**Auflistung:**

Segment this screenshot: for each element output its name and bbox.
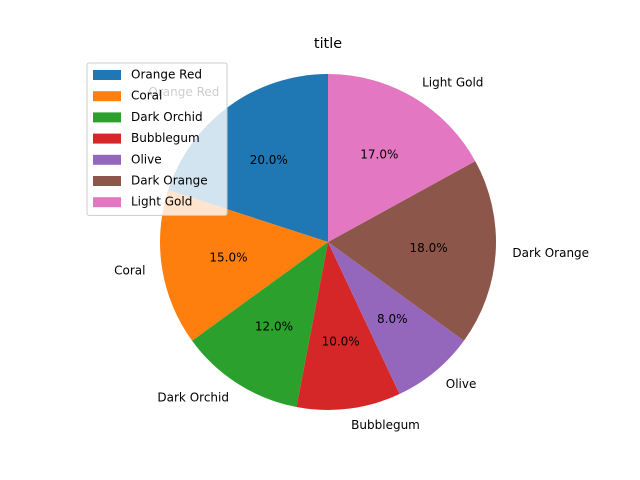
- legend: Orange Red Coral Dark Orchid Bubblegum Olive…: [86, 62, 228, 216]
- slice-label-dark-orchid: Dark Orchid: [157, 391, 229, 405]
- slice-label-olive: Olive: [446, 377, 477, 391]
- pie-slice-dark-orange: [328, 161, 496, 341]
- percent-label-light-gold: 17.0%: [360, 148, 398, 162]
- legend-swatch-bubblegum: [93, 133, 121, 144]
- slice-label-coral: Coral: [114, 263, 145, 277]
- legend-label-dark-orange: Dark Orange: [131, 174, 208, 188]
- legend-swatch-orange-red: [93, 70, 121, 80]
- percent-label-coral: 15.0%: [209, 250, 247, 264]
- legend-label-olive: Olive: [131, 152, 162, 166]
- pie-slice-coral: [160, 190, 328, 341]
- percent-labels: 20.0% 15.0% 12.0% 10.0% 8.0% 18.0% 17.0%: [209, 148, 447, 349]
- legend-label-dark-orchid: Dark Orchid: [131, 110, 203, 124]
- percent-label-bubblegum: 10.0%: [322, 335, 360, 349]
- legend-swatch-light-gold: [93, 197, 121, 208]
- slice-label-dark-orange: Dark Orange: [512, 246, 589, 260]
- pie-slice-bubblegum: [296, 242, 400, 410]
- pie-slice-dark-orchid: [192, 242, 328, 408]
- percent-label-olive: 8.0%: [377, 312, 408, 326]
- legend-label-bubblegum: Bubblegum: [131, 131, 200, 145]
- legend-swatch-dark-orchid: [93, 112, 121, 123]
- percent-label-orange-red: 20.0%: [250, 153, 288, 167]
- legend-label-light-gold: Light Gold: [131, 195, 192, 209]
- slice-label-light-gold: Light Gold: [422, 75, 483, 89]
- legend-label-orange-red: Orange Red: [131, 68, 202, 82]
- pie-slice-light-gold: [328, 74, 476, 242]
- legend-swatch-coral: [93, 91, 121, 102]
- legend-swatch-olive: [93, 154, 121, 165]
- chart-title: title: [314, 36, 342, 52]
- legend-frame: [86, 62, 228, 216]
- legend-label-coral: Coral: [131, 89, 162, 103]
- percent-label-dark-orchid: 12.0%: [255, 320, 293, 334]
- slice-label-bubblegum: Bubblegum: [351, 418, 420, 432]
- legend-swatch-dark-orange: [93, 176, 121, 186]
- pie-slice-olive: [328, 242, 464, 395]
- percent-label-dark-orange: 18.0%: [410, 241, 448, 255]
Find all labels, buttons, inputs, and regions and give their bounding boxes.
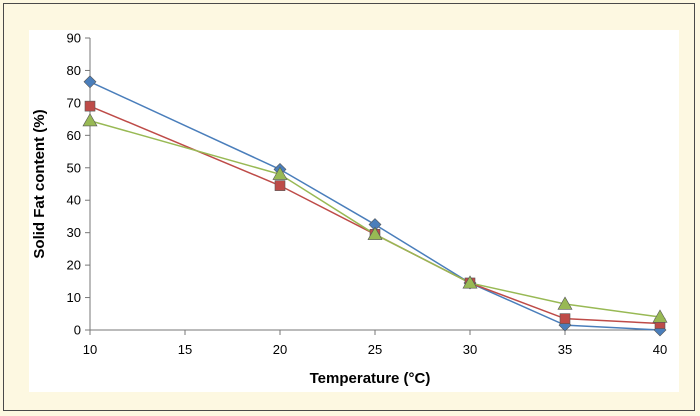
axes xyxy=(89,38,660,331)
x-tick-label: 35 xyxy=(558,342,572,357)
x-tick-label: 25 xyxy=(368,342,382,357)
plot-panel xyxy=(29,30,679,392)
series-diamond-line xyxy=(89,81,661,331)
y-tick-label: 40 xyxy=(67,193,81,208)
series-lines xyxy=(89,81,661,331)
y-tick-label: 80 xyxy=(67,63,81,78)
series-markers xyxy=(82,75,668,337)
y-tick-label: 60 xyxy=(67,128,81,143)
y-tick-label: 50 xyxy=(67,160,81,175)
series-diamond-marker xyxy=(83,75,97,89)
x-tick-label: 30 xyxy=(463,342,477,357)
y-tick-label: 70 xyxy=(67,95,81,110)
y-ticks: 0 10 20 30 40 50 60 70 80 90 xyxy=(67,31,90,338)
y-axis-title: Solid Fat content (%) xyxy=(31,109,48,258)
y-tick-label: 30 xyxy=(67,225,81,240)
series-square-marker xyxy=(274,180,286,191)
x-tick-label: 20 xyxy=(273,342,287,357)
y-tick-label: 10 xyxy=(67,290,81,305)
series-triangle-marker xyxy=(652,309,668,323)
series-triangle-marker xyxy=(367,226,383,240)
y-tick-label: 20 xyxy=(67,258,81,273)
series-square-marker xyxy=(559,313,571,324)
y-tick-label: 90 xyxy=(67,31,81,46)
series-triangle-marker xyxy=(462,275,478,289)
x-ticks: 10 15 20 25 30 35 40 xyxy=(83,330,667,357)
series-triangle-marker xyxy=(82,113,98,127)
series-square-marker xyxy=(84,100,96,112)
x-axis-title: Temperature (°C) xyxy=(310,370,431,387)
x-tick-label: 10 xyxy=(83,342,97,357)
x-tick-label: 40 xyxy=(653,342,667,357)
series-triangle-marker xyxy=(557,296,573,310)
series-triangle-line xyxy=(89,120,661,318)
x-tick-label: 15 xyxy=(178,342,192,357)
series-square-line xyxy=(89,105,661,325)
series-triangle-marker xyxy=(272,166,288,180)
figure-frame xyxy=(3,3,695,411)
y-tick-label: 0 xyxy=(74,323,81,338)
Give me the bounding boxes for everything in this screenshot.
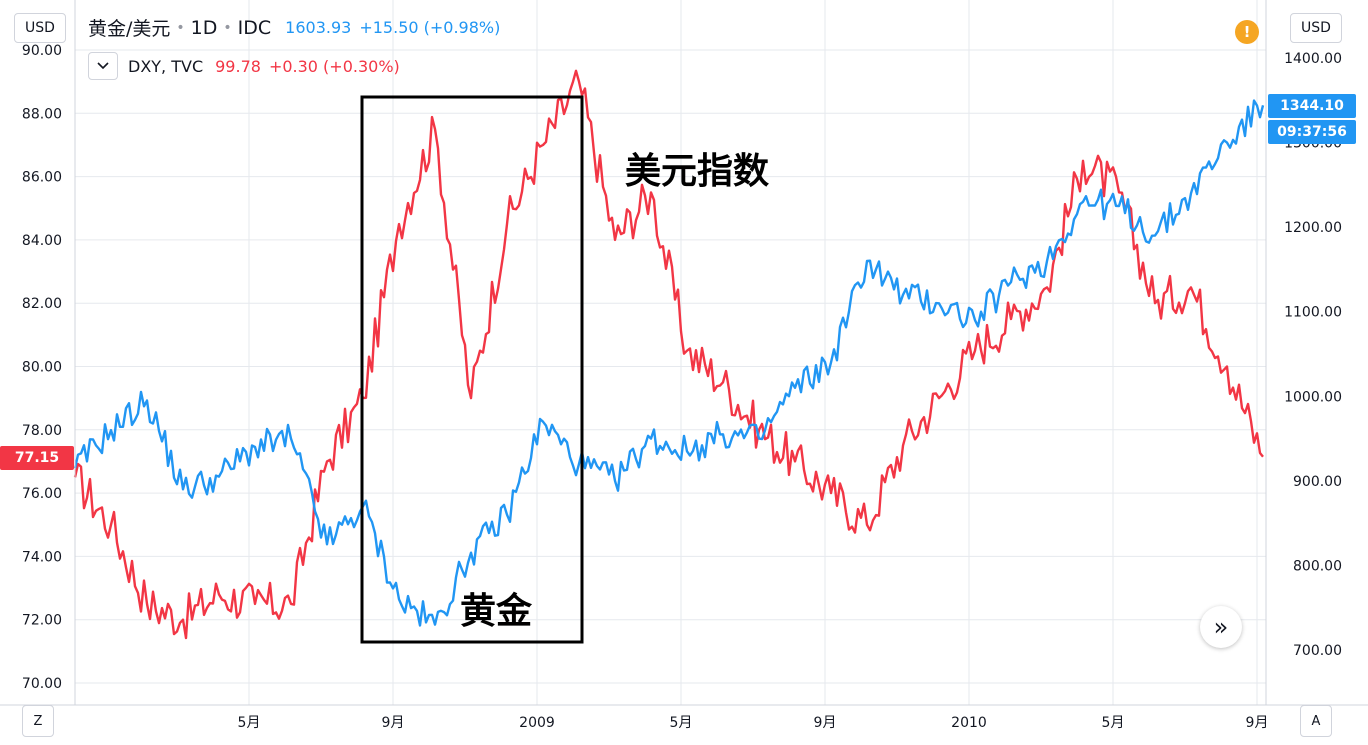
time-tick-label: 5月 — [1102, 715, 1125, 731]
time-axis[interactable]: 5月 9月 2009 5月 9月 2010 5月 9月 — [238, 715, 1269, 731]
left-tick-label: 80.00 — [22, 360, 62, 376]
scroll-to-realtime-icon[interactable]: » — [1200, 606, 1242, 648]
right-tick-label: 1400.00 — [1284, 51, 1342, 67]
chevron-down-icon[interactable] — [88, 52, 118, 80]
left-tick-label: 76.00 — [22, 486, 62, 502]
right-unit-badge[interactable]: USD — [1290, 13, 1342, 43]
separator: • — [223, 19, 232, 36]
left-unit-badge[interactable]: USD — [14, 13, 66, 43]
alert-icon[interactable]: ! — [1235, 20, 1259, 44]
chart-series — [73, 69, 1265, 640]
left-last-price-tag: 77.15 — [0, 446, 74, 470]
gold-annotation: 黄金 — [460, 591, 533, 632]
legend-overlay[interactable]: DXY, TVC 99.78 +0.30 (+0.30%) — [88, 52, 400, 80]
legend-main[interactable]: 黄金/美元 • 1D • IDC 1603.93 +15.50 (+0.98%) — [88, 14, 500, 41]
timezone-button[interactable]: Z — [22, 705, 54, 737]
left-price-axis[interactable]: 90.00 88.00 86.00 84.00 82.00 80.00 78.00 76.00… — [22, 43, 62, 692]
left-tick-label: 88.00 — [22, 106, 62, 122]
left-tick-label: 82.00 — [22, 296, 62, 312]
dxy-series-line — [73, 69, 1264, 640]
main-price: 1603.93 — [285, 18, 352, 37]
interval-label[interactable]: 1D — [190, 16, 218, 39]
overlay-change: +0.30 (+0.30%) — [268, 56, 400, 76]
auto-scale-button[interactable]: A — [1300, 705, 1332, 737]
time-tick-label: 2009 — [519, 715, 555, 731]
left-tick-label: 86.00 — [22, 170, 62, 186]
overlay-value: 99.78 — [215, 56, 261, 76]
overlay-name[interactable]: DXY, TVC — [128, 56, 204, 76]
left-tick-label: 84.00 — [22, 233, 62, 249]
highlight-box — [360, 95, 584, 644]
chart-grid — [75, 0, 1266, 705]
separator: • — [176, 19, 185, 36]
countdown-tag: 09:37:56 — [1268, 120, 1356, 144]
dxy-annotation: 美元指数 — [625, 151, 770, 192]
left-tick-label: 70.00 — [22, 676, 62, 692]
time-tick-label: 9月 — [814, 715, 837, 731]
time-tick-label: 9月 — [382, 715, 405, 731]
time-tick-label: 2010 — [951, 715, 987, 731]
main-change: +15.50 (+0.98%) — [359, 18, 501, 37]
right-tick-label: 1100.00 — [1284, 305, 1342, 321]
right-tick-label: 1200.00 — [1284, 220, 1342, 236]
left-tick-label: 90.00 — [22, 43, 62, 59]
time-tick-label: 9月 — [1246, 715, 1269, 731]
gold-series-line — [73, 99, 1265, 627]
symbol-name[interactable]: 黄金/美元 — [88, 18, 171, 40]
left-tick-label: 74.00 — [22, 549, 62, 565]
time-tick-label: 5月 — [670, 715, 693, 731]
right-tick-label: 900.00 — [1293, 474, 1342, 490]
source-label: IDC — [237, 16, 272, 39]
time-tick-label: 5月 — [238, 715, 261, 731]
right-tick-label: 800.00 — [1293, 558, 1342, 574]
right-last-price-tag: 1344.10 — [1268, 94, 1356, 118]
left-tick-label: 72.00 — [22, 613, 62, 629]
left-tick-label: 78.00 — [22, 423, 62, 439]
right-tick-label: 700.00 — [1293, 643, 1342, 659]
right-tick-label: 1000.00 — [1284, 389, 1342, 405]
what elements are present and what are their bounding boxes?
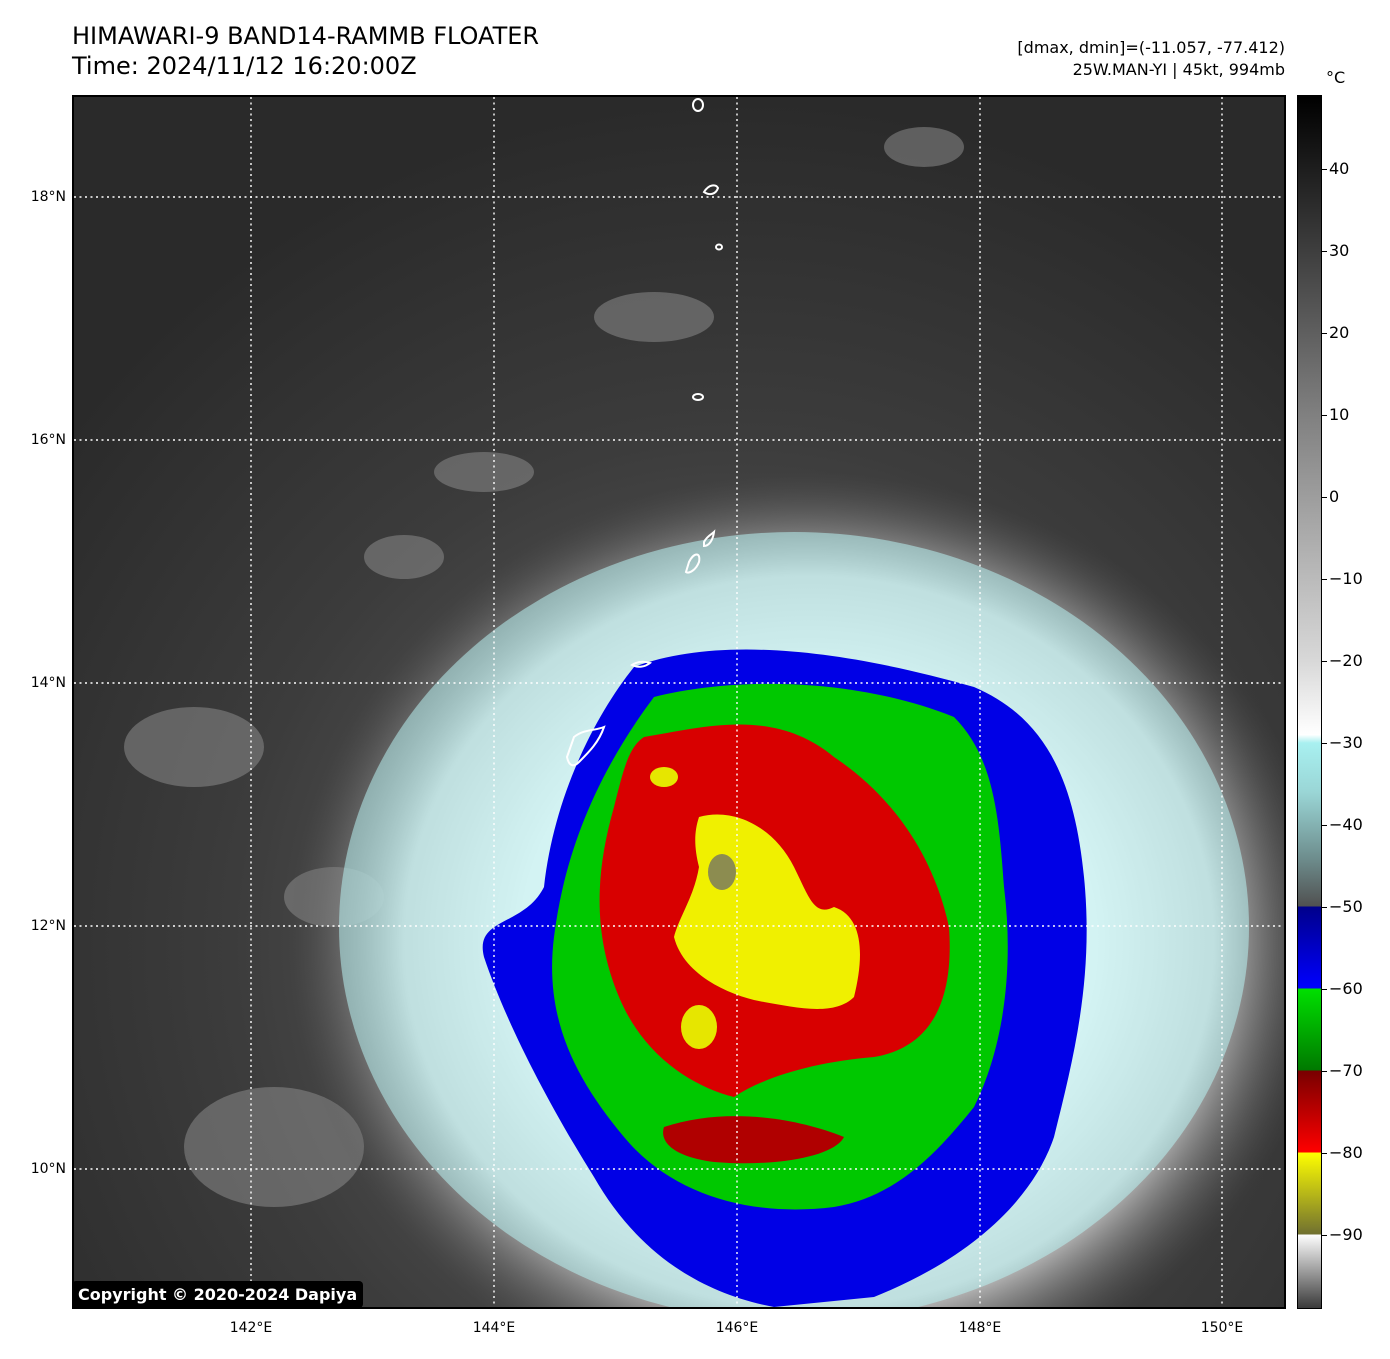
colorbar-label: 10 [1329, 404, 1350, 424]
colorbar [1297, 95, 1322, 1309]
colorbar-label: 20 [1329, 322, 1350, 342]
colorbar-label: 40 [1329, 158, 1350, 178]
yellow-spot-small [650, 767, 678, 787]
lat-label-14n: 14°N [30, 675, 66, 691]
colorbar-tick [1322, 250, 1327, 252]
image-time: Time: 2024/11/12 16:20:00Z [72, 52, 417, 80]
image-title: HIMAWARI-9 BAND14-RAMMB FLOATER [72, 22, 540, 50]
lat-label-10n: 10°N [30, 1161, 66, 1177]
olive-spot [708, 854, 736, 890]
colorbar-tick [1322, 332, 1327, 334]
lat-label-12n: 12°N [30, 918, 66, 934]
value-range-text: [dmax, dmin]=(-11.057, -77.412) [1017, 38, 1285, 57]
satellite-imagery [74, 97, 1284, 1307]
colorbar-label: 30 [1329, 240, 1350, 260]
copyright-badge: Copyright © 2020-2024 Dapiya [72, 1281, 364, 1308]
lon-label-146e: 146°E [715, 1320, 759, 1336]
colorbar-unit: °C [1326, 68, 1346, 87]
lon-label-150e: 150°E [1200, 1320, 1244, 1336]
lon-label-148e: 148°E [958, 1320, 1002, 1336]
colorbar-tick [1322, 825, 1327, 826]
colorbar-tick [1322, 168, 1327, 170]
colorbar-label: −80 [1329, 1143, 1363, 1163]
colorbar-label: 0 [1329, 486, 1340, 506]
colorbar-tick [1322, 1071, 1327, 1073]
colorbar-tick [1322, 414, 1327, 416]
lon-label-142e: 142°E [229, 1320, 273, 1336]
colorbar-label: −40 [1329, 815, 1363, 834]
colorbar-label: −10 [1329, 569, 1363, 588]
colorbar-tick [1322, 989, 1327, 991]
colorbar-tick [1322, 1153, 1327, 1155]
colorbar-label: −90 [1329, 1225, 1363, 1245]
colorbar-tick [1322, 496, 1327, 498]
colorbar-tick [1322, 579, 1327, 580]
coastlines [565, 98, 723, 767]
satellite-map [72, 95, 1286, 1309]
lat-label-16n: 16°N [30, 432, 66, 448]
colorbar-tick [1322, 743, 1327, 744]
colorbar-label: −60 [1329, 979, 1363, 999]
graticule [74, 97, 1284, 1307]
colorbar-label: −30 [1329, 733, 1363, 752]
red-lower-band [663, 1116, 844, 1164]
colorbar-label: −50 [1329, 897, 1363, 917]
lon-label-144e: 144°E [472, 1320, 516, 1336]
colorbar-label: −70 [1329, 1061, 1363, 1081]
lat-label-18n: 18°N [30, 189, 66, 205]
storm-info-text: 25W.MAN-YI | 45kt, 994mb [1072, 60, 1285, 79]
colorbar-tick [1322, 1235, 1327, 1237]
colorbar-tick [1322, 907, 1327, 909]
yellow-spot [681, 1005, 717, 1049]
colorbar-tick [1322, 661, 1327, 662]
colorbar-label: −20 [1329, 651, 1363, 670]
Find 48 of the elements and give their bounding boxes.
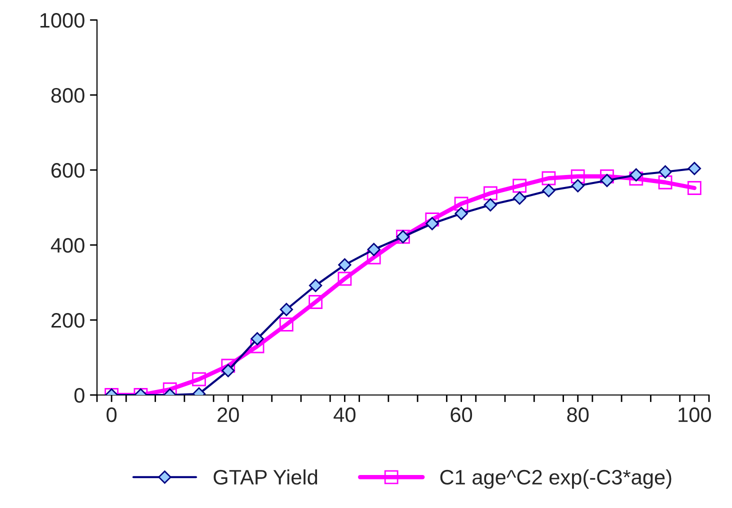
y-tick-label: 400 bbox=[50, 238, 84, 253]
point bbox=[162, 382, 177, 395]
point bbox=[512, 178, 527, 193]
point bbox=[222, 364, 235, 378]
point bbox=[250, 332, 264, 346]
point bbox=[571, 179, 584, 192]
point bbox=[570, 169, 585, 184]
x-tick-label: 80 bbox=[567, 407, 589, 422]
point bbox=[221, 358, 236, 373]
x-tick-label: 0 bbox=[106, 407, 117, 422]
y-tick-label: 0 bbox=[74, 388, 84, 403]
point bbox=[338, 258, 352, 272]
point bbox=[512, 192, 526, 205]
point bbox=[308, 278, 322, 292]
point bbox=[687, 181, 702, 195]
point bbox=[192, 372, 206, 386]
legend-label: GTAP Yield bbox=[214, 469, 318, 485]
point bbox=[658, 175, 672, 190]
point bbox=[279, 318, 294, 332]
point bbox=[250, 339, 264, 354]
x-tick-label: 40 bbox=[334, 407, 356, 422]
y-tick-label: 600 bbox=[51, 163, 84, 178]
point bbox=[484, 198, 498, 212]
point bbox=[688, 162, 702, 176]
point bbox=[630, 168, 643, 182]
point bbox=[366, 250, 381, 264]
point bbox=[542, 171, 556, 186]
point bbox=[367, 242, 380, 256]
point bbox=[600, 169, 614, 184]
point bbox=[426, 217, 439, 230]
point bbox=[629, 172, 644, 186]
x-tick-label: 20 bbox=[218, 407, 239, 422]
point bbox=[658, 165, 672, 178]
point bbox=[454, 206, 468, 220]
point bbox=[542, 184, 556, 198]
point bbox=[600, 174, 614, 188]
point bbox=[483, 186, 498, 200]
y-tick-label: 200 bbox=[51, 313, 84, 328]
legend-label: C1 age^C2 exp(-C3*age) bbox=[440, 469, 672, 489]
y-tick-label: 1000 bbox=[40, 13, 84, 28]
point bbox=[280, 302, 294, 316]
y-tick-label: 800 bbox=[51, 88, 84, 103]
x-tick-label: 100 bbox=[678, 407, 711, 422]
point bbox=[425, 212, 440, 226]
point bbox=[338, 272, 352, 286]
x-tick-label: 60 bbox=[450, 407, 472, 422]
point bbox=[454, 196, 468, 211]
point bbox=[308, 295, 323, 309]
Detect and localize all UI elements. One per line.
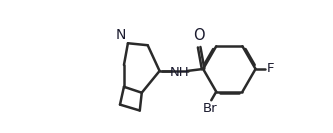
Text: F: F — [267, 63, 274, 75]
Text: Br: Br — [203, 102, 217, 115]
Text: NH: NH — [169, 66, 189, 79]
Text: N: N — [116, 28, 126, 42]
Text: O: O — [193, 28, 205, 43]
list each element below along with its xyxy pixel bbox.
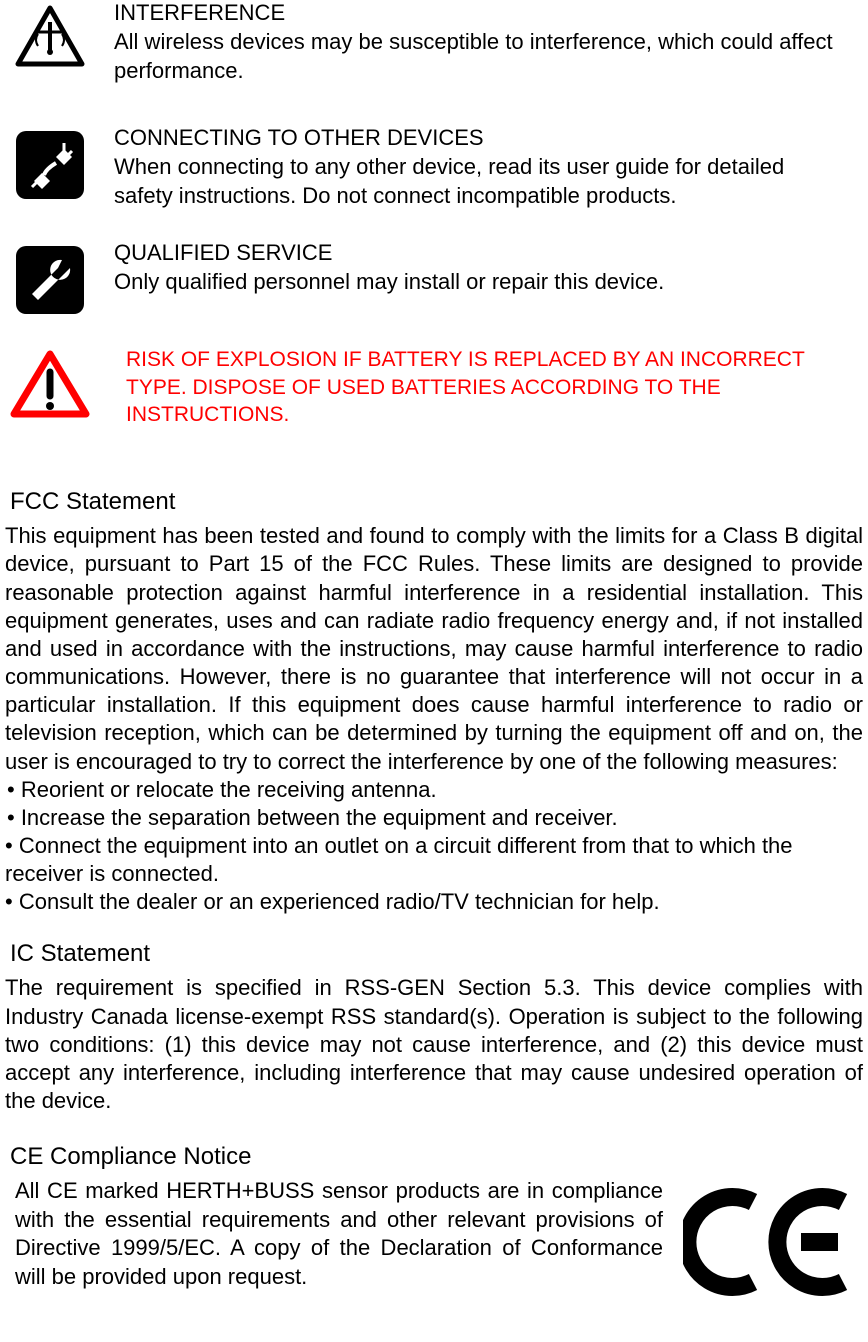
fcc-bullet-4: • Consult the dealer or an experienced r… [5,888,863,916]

**Aufgabenstellung:**
Gib aus der Auflistung alles von der Zeile mit „colorbar-label: 10 [1329, 404, 1350, 424]“ bis hinunter zur Zeile mit „lat-label-12n: 12°N [30, 918, 66, 934]“ unverändert aus, beide Zeilen eingeschlossen.

**Lösung:**
colorbar-label: 10 [1329, 404, 1350, 424]
colorbar [1297, 95, 1322, 1309]
colorbar-label: 20 [1329, 322, 1350, 342]
colorbar-label: 40 [1329, 158, 1350, 178]
yellow-spot-small [650, 767, 678, 787]
lat-label-14n: 14°N [30, 675, 66, 691]
colorbar-tick [1322, 250, 1327, 252]
image-time: Time: 2024/11/12 16:20:00Z [72, 52, 417, 80]
image-title: HIMAWARI-9 BAND14-RAMMB FLOATER [72, 22, 540, 50]
lat-label-10n: 10°N [30, 1161, 66, 1177]
olive-spot [708, 854, 736, 890]
colorbar-tick [1322, 332, 1327, 334]
lat-label-12n: 12°N [30, 918, 66, 934]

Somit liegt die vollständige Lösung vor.